[Stored records]
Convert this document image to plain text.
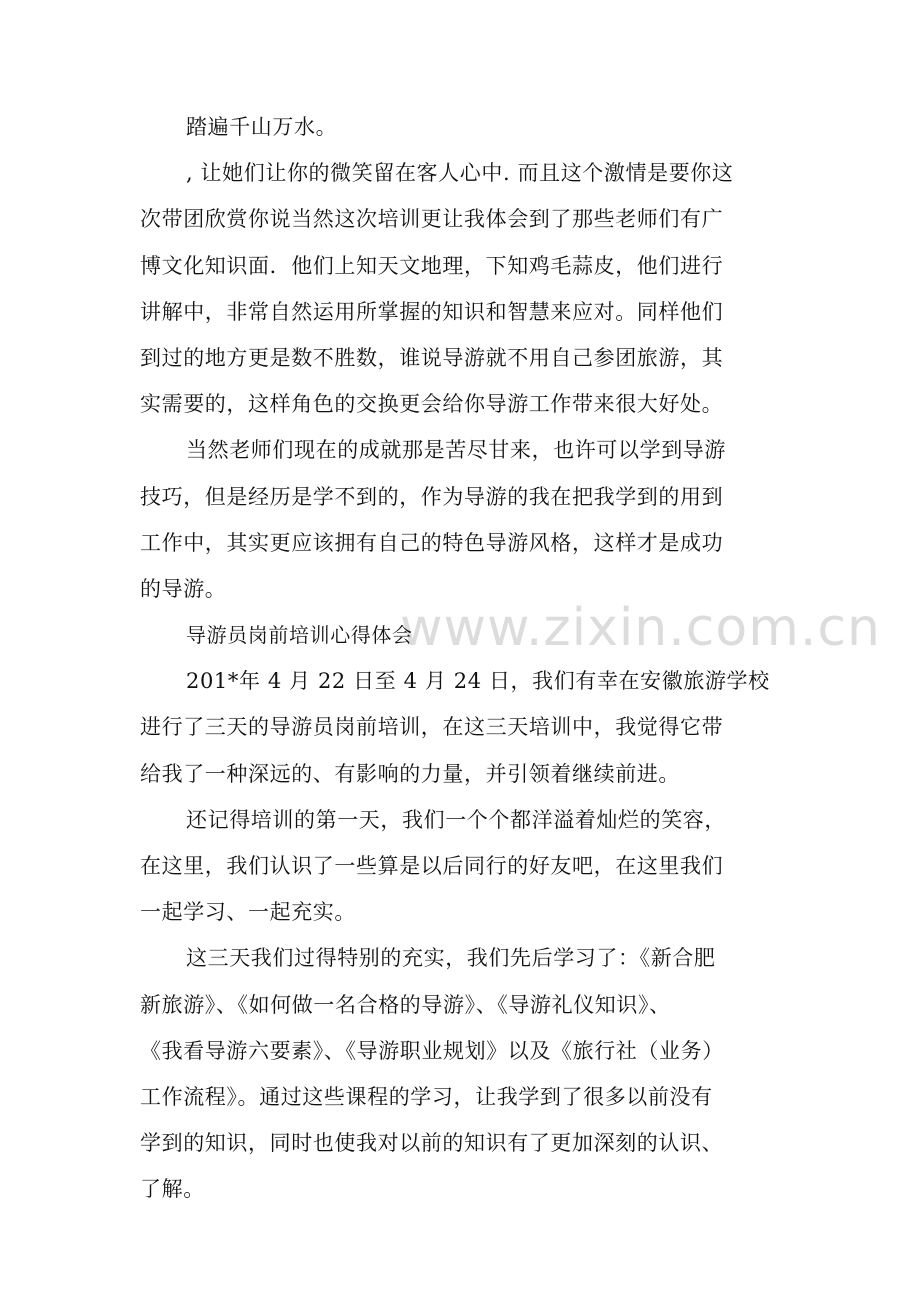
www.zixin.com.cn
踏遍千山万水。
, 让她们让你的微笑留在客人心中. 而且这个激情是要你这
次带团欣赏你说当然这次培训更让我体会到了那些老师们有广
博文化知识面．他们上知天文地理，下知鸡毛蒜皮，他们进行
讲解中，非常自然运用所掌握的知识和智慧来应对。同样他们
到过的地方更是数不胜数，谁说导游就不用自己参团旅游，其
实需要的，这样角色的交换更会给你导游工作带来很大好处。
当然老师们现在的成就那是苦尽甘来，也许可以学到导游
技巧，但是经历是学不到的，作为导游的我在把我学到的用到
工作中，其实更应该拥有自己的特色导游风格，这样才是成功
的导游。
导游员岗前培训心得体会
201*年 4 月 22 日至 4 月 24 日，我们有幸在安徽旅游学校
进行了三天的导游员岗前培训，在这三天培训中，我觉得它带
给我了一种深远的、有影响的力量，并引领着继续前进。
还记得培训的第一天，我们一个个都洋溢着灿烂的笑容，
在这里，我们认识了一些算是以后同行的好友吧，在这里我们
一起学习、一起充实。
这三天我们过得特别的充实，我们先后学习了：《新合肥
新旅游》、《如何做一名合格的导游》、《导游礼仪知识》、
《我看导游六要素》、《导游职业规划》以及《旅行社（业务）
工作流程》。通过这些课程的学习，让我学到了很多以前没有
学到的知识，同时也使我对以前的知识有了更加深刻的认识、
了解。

[To do] Quote the data exactly, leaving every image out of the copy.

[Reply to the task]
Convert this document image to plain text.
www.zixin.com.cn
踏遍千山万水。
, 让她们让你的微笑留在客人心中. 而且这个激情是要你这
次带团欣赏你说当然这次培训更让我体会到了那些老师们有广
博文化知识面．他们上知天文地理，下知鸡毛蒜皮，他们进行
讲解中，非常自然运用所掌握的知识和智慧来应对。同样他们
到过的地方更是数不胜数，谁说导游就不用自己参团旅游，其
实需要的，这样角色的交换更会给你导游工作带来很大好处。
当然老师们现在的成就那是苦尽甘来，也许可以学到导游
技巧，但是经历是学不到的，作为导游的我在把我学到的用到
工作中，其实更应该拥有自己的特色导游风格，这样才是成功
的导游。
导游员岗前培训心得体会
201*年 4 月 22 日至 4 月 24 日，我们有幸在安徽旅游学校
进行了三天的导游员岗前培训，在这三天培训中，我觉得它带
给我了一种深远的、有影响的力量，并引领着继续前进。
还记得培训的第一天，我们一个个都洋溢着灿烂的笑容，
在这里，我们认识了一些算是以后同行的好友吧，在这里我们
一起学习、一起充实。
这三天我们过得特别的充实，我们先后学习了：《新合肥
新旅游》、《如何做一名合格的导游》、《导游礼仪知识》、
《我看导游六要素》、《导游职业规划》以及《旅行社（业务）
工作流程》。通过这些课程的学习，让我学到了很多以前没有
学到的知识，同时也使我对以前的知识有了更加深刻的认识、
了解。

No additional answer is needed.